### WRITTEN PROBLEM
Return all of the lines below exactly as they are.

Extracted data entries
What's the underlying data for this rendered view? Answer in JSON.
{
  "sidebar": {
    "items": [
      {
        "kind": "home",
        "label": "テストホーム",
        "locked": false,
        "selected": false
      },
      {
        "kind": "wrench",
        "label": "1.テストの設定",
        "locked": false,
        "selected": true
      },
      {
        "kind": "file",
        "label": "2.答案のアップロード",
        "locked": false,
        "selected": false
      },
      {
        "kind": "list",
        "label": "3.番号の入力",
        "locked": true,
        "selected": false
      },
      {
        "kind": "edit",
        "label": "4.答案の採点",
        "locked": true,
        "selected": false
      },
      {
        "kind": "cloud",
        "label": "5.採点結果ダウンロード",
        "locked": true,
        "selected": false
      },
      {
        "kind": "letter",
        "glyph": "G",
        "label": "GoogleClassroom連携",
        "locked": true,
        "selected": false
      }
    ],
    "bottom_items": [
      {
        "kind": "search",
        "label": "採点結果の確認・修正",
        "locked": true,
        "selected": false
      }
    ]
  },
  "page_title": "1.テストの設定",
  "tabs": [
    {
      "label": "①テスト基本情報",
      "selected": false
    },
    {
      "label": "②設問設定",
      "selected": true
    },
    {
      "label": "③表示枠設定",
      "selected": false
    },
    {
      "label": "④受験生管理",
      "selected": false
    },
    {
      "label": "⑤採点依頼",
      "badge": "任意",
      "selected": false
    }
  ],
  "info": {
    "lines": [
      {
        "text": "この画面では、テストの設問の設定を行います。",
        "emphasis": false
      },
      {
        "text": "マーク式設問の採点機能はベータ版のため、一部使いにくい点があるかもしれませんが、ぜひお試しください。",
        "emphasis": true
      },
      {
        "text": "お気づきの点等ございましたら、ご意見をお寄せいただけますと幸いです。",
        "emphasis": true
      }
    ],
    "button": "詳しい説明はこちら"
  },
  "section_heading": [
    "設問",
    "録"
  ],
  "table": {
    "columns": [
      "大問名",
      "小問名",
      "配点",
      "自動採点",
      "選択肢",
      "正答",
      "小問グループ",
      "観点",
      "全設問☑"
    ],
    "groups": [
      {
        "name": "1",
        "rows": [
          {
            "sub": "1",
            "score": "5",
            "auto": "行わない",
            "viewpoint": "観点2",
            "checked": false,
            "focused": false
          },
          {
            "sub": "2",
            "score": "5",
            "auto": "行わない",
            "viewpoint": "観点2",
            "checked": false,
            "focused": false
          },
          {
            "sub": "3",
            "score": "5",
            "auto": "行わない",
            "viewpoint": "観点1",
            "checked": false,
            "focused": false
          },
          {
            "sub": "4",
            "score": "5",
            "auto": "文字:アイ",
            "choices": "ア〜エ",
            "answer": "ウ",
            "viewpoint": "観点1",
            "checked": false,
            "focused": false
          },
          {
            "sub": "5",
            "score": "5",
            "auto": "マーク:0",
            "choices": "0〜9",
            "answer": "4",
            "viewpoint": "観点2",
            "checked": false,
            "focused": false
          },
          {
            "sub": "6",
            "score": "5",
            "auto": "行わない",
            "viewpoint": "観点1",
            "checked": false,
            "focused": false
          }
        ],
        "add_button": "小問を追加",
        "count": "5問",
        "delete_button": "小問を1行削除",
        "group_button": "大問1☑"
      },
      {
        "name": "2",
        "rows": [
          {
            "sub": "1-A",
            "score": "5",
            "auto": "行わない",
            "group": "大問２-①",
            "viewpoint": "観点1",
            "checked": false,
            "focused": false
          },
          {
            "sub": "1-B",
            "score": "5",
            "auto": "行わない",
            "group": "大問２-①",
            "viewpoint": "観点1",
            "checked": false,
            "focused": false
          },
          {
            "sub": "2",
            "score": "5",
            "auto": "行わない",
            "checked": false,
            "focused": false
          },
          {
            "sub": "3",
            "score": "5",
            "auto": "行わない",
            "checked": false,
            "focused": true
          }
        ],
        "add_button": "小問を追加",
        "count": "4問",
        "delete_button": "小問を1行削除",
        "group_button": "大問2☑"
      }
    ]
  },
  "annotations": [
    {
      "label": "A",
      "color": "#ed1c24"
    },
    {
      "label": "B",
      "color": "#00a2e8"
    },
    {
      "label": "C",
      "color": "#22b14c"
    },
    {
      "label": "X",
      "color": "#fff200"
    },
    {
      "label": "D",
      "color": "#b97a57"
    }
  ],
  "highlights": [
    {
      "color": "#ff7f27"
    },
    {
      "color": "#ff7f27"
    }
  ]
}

### TASK ANSWER
What's the underlying data for this rendered view? Answer in JSON.
{
  "sidebar": {
    "items": [
      {
        "kind": "home",
        "label": "テストホーム",
        "locked": false,
        "selected": false
      },
      {
        "kind": "wrench",
        "label": "1.テストの設定",
        "locked": false,
        "selected": true
      },
      {
        "kind": "file",
        "label": "2.答案のアップロード",
        "locked": false,
        "selected": false
      },
      {
        "kind": "list",
        "label": "3.番号の入力",
        "locked": true,
        "selected": false
      },
      {
        "kind": "edit",
        "label": "4.答案の採点",
        "locked": true,
        "selected": false
      },
      {
        "kind": "cloud",
        "label": "5.採点結果ダウンロード",
        "locked": true,
        "selected": false
      },
      {
        "kind": "letter",
        "glyph": "G",
        "label": "GoogleClassroom連携",
        "locked": true,
        "selected": false
      }
    ],
    "bottom_items": [
      {
        "kind": "search",
        "label": "採点結果の確認・修正",
        "locked": true,
        "selected": false
      }
    ]
  },
  "page_title": "1.テストの設定",
  "tabs": [
    {
      "label": "①テスト基本情報",
      "selected": false
    },
    {
      "label": "②設問設定",
      "selected": true
    },
    {
      "label": "③表示枠設定",
      "selected": false
    },
    {
      "label": "④受験生管理",
      "selected": false
    },
    {
      "label": "⑤採点依頼",
      "badge": "任意",
      "selected": false
    }
  ],
  "info": {
    "lines": [
      {
        "text": "この画面では、テストの設問の設定を行います。",
        "emphasis": false
      },
      {
        "text": "マーク式設問の採点機能はベータ版のため、一部使いにくい点があるかもしれませんが、ぜひお試しください。",
        "emphasis": true
      },
      {
        "text": "お気づきの点等ございましたら、ご意見をお寄せいただけますと幸いです。",
        "emphasis": true
      }
    ],
    "button": "詳しい説明はこちら"
  },
  "section_heading": [
    "設問",
    "録"
  ],
  "table": {
    "columns": [
      "大問名",
      "小問名",
      "配点",
      "自動採点",
      "選択肢",
      "正答",
      "小問グループ",
      "観点",
      "全設問☑"
    ],
    "groups": [
      {
        "name": "1",
        "rows": [
          {
            "sub": "1",
            "score": "5",
            "auto": "行わない",
            "viewpoint": "観点2",
            "checked": false,
            "focused": false
          },
          {
            "sub": "2",
            "score": "5",
            "auto": "行わない",
            "viewpoint": "観点2",
            "checked": false,
            "focused": false
          },
          {
            "sub": "3",
            "score": "5",
            "auto": "行わない",
            "viewpoint": "観点1",
            "checked": false,
            "focused": false
          },
          {
            "sub": "4",
            "score": "5",
            "auto": "文字:アイ",
            "choices": "ア〜エ",
            "answer": "ウ",
            "viewpoint": "観点1",
            "checked": false,
            "focused": false
          },
          {
            "sub": "5",
            "score": "5",
            "auto": "マーク:0",
            "choices": "0〜9",
            "answer": "4",
            "viewpoint": "観点2",
            "checked": false,
            "focused": false
          },
          {
            "sub": "6",
            "score": "5",
            "auto": "行わない",
            "viewpoint": "観点1",
            "checked": false,
            "focused": false
          }
        ],
        "add_button": "小問を追加",
        "count": "5問",
        "delete_button": "小問を1行削除",
        "group_button": "大問1☑"
      },
      {
        "name": "2",
        "rows": [
          {
            "sub": "1-A",
            "score": "5",
            "auto": "行わない",
            "group": "大問２-①",
            "viewpoint": "観点1",
            "checked": false,
            "focused": false
          },
          {
            "sub": "1-B",
            "score": "5",
            "auto": "行わない",
            "group": "大問２-①",
            "viewpoint": "観点1",
            "checked": false,
            "focused": false
          },
          {
            "sub": "2",
            "score": "5",
            "auto": "行わない",
            "checked": false,
            "focused": false
          },
          {
            "sub": "3",
            "score": "5",
            "auto": "行わない",
            "checked": false,
            "focused": true
          }
        ],
        "add_button": "小問を追加",
        "count": "4問",
        "delete_button": "小問を1行削除",
        "group_button": "大問2☑"
      }
    ]
  },
  "annotations": [
    {
      "label": "A",
      "color": "#ed1c24"
    },
    {
      "label": "B",
      "color": "#00a2e8"
    },
    {
      "label": "C",
      "color": "#22b14c"
    },
    {
      "label": "X",
      "color": "#fff200"
    },
    {
      "label": "D",
      "color": "#b97a57"
    }
  ],
  "highlights": [
    {
      "color": "#ff7f27"
    },
    {
      "color": "#ff7f27"
    }
  ]
}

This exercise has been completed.